**Written exercise:** How many lines in the listing below include the word "color"? Reply with the count alone.

**Excerpt from a dataset:**
▬▬▬▬▬▬

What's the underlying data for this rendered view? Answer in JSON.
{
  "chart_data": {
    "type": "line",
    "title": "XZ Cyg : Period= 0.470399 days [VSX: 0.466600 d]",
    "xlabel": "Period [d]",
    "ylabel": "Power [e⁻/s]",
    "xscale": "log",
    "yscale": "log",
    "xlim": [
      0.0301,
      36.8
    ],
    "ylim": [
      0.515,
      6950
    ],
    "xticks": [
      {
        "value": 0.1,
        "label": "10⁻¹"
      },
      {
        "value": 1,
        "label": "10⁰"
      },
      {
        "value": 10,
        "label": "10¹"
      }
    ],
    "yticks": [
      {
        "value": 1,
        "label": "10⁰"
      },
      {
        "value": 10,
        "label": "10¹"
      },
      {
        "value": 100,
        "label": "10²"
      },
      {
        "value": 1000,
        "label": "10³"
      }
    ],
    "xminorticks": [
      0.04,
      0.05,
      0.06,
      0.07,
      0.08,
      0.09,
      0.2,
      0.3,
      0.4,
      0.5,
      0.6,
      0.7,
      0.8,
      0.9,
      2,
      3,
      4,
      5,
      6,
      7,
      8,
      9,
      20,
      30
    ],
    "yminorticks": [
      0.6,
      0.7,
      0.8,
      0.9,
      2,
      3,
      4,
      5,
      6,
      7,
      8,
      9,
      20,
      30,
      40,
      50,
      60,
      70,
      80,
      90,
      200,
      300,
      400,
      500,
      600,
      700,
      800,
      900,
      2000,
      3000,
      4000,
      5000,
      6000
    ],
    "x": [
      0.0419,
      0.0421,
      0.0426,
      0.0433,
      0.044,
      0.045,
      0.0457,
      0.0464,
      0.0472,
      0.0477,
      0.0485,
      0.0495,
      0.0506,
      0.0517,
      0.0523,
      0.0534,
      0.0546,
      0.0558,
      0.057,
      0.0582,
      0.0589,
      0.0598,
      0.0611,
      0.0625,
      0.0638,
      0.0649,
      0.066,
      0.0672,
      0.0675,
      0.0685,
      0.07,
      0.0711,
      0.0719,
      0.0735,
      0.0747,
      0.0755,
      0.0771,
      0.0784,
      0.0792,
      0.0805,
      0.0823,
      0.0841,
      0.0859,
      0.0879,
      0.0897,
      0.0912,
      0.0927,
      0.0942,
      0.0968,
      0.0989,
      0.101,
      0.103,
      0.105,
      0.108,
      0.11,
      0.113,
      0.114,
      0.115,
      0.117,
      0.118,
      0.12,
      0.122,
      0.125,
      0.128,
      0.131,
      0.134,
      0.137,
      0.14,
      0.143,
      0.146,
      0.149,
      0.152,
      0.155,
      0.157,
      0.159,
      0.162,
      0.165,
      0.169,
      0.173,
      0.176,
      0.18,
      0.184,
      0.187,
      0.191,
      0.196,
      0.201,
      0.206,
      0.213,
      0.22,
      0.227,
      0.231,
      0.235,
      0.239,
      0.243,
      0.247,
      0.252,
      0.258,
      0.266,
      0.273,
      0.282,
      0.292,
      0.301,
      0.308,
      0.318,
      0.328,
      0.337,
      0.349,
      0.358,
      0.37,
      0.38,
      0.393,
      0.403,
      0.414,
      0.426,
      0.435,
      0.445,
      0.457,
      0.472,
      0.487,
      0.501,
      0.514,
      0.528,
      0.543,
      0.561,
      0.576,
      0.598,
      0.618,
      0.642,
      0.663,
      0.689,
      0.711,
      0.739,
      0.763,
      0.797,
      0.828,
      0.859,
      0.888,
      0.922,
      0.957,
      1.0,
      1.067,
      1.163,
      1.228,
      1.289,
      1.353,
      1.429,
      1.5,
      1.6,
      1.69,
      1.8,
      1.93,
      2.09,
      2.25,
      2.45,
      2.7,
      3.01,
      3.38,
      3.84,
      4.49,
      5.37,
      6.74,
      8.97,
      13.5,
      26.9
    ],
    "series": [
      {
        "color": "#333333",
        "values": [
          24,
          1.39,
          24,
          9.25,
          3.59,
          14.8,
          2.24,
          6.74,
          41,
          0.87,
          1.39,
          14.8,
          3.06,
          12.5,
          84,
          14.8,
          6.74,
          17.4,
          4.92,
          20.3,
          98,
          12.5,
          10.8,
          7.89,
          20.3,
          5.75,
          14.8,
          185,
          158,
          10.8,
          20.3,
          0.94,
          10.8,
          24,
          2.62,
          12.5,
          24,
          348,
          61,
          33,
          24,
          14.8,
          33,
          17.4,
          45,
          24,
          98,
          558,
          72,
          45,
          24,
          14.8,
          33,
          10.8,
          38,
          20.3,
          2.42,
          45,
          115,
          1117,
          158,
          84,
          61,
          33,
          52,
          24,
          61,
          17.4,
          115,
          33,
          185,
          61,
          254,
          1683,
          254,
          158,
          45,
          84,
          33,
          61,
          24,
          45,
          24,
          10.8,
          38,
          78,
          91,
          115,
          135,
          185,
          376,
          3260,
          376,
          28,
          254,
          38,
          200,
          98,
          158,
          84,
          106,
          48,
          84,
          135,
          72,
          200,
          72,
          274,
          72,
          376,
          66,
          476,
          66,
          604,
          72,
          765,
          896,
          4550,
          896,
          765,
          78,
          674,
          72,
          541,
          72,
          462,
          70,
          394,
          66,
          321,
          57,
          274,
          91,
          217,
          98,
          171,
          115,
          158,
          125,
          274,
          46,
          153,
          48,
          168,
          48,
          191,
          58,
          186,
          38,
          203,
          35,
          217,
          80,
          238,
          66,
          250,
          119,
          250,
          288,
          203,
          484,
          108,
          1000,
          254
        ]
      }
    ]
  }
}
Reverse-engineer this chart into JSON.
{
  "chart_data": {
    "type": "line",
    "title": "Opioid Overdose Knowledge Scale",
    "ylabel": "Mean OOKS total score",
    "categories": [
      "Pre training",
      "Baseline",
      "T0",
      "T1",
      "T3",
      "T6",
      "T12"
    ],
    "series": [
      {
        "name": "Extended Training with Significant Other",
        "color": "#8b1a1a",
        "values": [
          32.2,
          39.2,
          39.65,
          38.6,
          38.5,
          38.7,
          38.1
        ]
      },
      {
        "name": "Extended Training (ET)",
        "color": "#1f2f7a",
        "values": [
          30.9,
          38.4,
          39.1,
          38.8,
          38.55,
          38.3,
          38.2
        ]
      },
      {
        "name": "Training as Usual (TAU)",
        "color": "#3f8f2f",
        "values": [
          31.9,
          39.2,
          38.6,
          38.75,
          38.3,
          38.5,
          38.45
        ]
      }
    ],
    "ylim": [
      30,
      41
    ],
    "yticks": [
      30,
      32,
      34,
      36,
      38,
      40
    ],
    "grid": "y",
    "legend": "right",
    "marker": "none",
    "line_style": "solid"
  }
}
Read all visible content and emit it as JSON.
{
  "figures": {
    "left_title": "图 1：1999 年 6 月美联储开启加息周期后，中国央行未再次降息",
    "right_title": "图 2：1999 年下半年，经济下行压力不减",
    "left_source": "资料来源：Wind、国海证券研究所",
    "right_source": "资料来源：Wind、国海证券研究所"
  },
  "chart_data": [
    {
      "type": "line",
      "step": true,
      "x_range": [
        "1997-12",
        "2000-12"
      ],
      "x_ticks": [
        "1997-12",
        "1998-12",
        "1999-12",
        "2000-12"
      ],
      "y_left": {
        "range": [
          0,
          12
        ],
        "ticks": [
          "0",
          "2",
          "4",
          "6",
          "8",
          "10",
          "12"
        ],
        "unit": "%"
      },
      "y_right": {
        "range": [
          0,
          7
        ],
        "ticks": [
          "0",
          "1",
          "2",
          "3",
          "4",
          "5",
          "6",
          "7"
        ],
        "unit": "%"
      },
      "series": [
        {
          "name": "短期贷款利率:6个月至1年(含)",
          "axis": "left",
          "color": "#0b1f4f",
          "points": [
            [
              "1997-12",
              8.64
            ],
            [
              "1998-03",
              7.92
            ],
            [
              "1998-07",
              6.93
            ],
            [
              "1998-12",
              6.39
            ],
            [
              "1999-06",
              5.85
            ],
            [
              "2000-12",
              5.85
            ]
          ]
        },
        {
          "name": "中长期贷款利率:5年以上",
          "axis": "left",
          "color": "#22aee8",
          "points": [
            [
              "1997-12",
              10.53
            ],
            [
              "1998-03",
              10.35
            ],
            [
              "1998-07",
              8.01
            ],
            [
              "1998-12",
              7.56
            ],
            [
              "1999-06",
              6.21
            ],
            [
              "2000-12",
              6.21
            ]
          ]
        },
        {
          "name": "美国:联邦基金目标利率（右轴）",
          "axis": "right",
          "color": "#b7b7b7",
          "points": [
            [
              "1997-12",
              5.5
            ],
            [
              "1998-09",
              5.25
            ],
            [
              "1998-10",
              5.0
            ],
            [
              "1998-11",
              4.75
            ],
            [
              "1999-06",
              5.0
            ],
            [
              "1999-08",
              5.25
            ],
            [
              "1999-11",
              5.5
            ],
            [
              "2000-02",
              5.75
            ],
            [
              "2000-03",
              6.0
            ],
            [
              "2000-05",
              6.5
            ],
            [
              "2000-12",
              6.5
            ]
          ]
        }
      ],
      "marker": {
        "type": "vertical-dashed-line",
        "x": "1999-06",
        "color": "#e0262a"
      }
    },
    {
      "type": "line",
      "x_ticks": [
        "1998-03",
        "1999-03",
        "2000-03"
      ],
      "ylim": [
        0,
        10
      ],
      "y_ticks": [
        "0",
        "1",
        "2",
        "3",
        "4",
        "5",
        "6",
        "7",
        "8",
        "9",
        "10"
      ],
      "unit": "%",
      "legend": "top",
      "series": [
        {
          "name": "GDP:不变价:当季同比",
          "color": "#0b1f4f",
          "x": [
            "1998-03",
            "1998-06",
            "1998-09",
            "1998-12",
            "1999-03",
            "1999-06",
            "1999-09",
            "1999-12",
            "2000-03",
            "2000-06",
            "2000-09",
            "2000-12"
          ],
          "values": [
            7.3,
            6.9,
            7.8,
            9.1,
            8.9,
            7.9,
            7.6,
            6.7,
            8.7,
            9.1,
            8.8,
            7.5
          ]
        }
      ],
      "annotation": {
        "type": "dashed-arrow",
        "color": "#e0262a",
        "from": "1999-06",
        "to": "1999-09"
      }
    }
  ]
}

▬▬▬▬▬▬

**Solution:** 10